#### TASK STATEMENT
Answer with nothing but a number: how many lines include the word "this"?
++++ EXERCISE INPUT ++++
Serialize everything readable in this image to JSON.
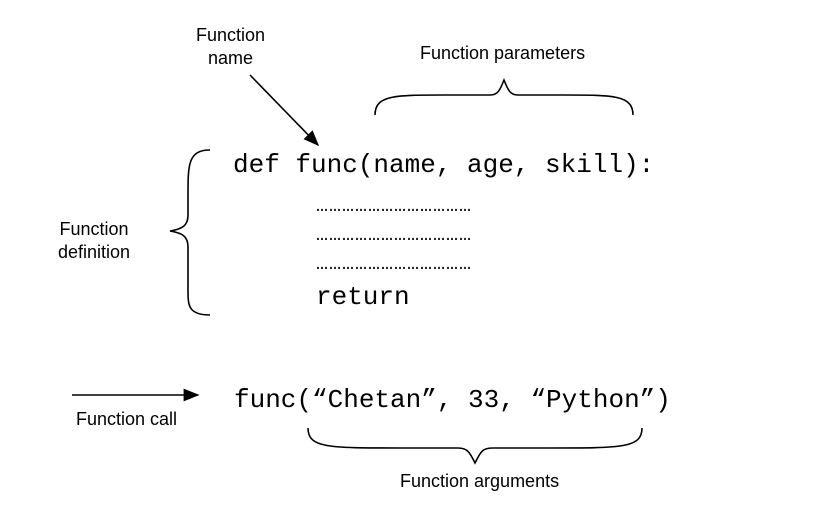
{
  "labels": {
    "function_name": "Function\nname",
    "function_parameters": "Function parameters",
    "function_definition": "Function\ndefinition",
    "function_call": "Function call",
    "function_arguments": "Function arguments"
  },
  "code": {
    "def_line": "def func(name, age, skill):",
    "body_dots_1": "………………………………",
    "body_dots_2": "………………………………",
    "body_dots_3": "………………………………",
    "return_stmt": "return",
    "call_line": "func(“Chetan”, 33, “Python”)"
  }
}
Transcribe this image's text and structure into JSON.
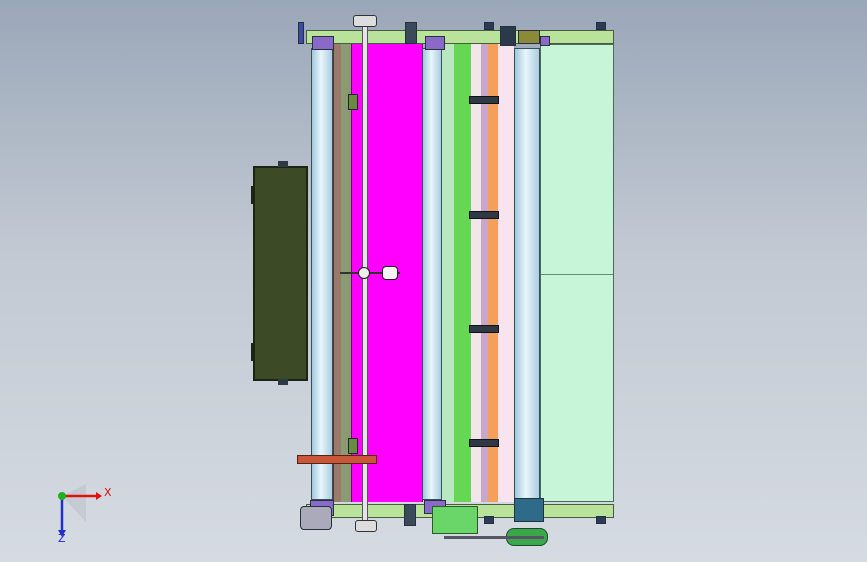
{
  "triad": {
    "x_label": "X",
    "z_label": "Z"
  },
  "colors": {
    "background_top": "#9aa7b8",
    "panel_dark": "#3c4a26",
    "magenta_sheet": "#ff00ff",
    "light_green_sheet": "#c7f5d8",
    "green_strip": "#66d655",
    "orange_strip": "#f4a05a",
    "roller_blue": "#cfe8f5"
  }
}
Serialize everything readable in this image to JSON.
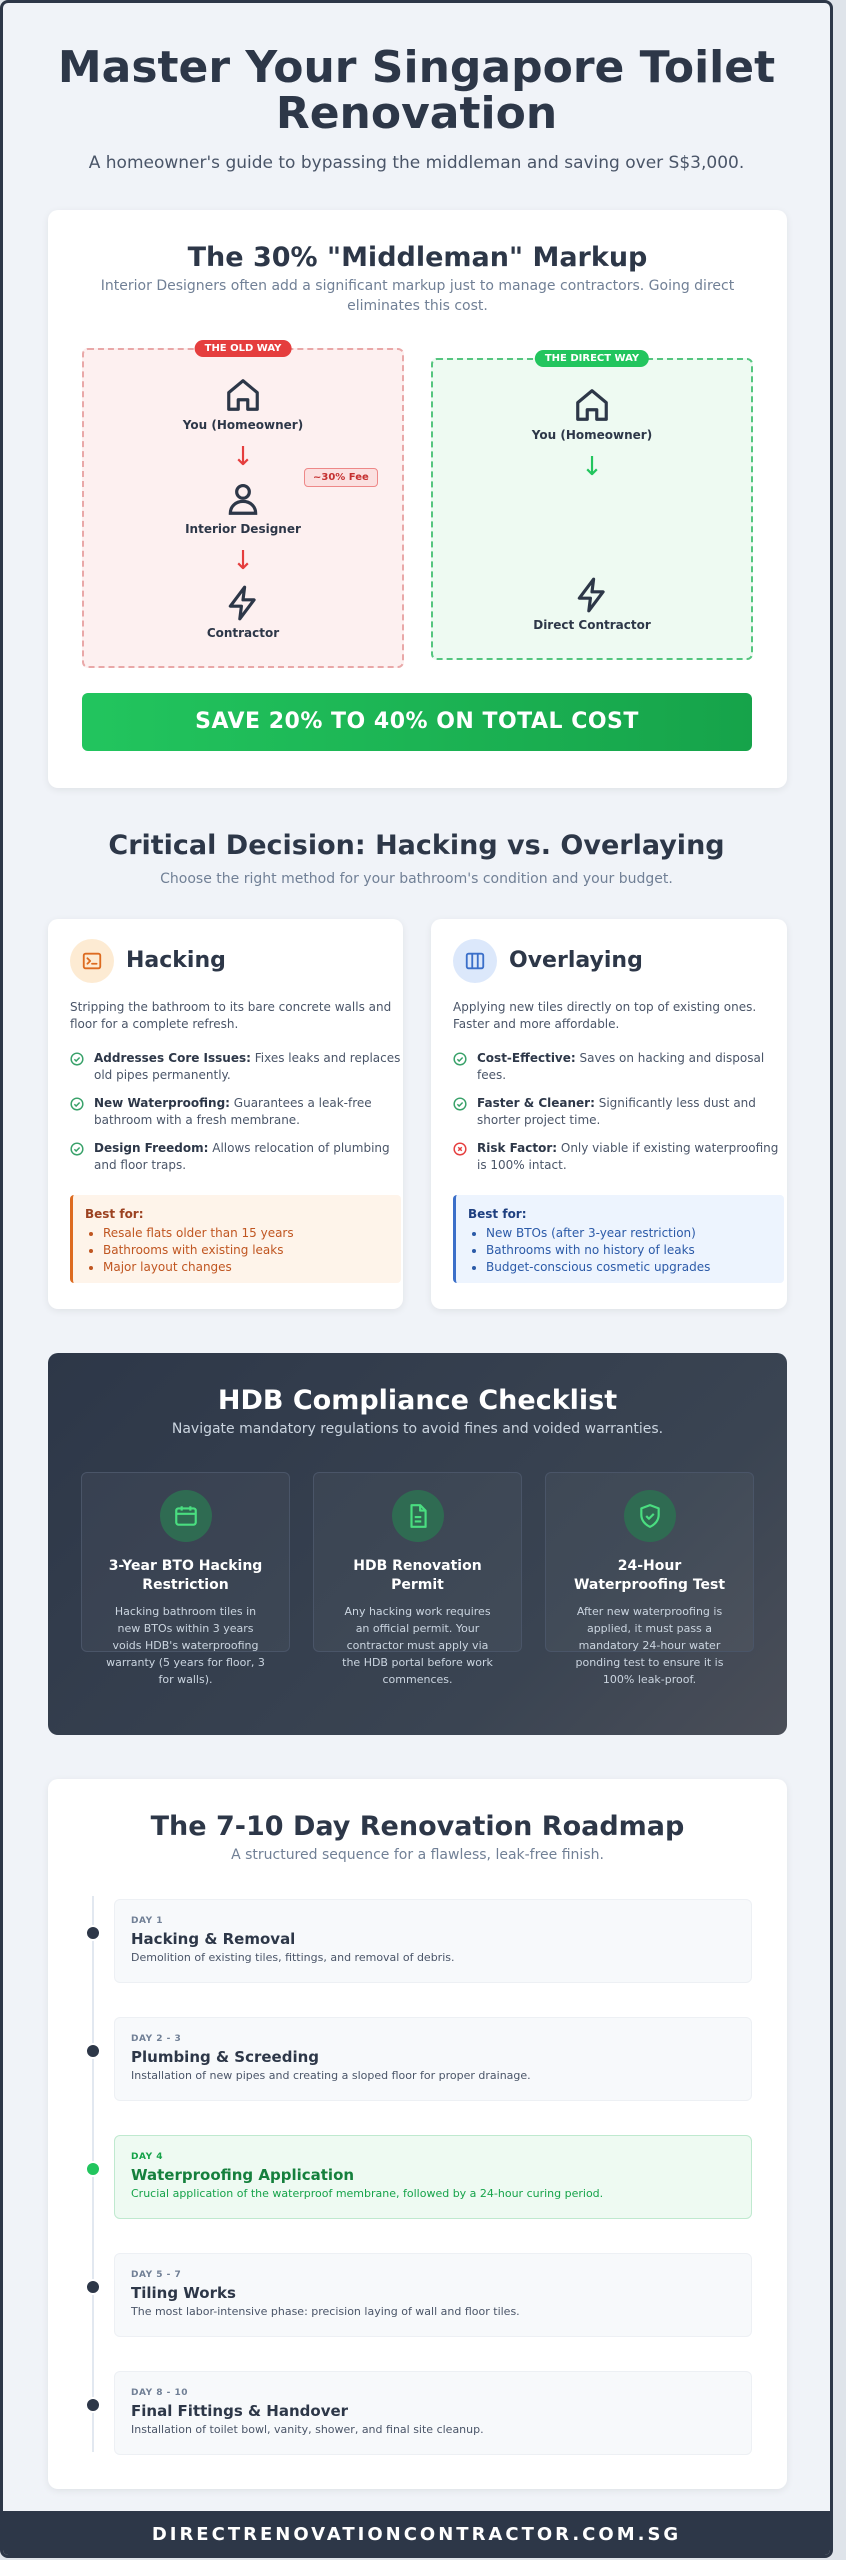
{
  "hero": {
    "title": "Master Your Singapore Toilet Renovation",
    "subtitle": "A homeowner's guide to bypassing the middleman and saving over S$3,000."
  },
  "markup": {
    "title": "The 30% \"Middleman\" Markup",
    "subtitle": "Interior Designers often add a significant markup just to manage contractors. Going direct eliminates this cost.",
    "old_way": {
      "tag": "THE OLD WAY",
      "nodes": [
        "You (Homeowner)",
        "Interior Designer",
        "Contractor"
      ],
      "fee": "~30% Fee"
    },
    "direct_way": {
      "tag": "THE DIRECT WAY",
      "nodes": [
        "You (Homeowner)",
        "Direct Contractor"
      ]
    },
    "cta": "SAVE 20% TO 40% ON TOTAL COST",
    "colors": {
      "old": "#e53e3e",
      "direct": "#22c55e"
    }
  },
  "decision": {
    "title": "Critical Decision: Hacking vs. Overlaying",
    "subtitle": "Choose the right method for your bathroom's condition and your budget.",
    "hacking": {
      "title": "Hacking",
      "icon": "terminal-icon",
      "description": "Stripping the bathroom to its bare concrete walls and floor for a complete refresh.",
      "features": [
        {
          "bold": "Addresses Core Issues:",
          "text": " Fixes leaks and replaces old pipes permanently."
        },
        {
          "bold": "New Waterproofing:",
          "text": " Guarantees a leak-free bathroom with a fresh membrane."
        },
        {
          "bold": "Design Freedom:",
          "text": " Allows relocation of plumbing and floor traps."
        }
      ],
      "best_for_title": "Best for:",
      "best_for": [
        "Resale flats older than 15 years",
        "Bathrooms with existing leaks",
        "Major layout changes"
      ]
    },
    "overlaying": {
      "title": "Overlaying",
      "icon": "columns-icon",
      "description": "Applying new tiles directly on top of existing ones. Faster and more affordable.",
      "features": [
        {
          "bold": "Cost-Effective:",
          "text": " Saves on hacking and disposal fees."
        },
        {
          "bold": "Faster & Cleaner:",
          "text": " Significantly less dust and shorter project time."
        },
        {
          "bold": "Risk Factor:",
          "text": " Only viable if existing waterproofing is 100% intact."
        }
      ],
      "best_for_title": "Best for:",
      "best_for": [
        "New BTOs (after 3-year restriction)",
        "Bathrooms with no history of leaks",
        "Budget-conscious cosmetic upgrades"
      ]
    }
  },
  "hdb": {
    "title": "HDB Compliance Checklist",
    "subtitle": "Navigate mandatory regulations to avoid fines and voided warranties.",
    "items": [
      {
        "icon": "calendar-icon",
        "title": "3-Year BTO Hacking Restriction",
        "text": "Hacking bathroom tiles in new BTOs within 3 years voids HDB's waterproofing warranty (5 years for floor, 3 for walls)."
      },
      {
        "icon": "document-icon",
        "title": "HDB Renovation Permit",
        "text": "Any hacking work requires an official permit. Your contractor must apply via the HDB portal before work commences."
      },
      {
        "icon": "shield-check-icon",
        "title": "24-Hour Waterproofing Test",
        "text": "After new waterproofing is applied, it must pass a mandatory 24-hour water ponding test to ensure it is 100% leak-proof."
      }
    ]
  },
  "roadmap": {
    "title": "The 7-10 Day Renovation Roadmap",
    "subtitle": "A structured sequence for a flawless, leak-free finish.",
    "steps": [
      {
        "day": "DAY 1",
        "title": "Hacking & Removal",
        "desc": "Demolition of existing tiles, fittings, and removal of debris."
      },
      {
        "day": "DAY 2 - 3",
        "title": "Plumbing & Screeding",
        "desc": "Installation of new pipes and creating a sloped floor for proper drainage."
      },
      {
        "day": "DAY 4",
        "title": "Waterproofing Application",
        "desc": "Crucial application of the waterproof membrane, followed by a 24-hour curing period."
      },
      {
        "day": "DAY 5 - 7",
        "title": "Tiling Works",
        "desc": "The most labor-intensive phase: precision laying of wall and floor tiles."
      },
      {
        "day": "DAY 8 - 10",
        "title": "Final Fittings & Handover",
        "desc": "Installation of toilet bowl, vanity, shower, and final site cleanup."
      }
    ],
    "highlighted_step": "DAY 4"
  },
  "footer": {
    "text": "DIRECTRENOVATIONCONTRACTOR.COM.SG"
  }
}
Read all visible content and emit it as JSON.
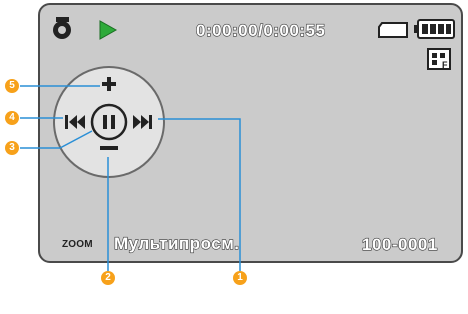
{
  "status": {
    "timecode": "0:00:00/0:00:55",
    "zoom_label": "ZOOM",
    "mode_label": "Мультипросм.",
    "folder_file": "100-0001"
  },
  "icons": [
    "playback-mode-icon",
    "play-icon",
    "memory-card-icon",
    "battery-icon",
    "image-quality-icon",
    "plus-icon",
    "minus-icon",
    "skip-back-icon",
    "pause-icon",
    "skip-forward-icon"
  ],
  "callouts": [
    "1",
    "2",
    "3",
    "4",
    "5"
  ],
  "colors": {
    "callout": "#f7a11a",
    "line": "#2a8fd6",
    "play": "#2eaa3a",
    "screen": "#cbcbcb"
  }
}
++++
#### ANSWER TO THE EXERCISE
4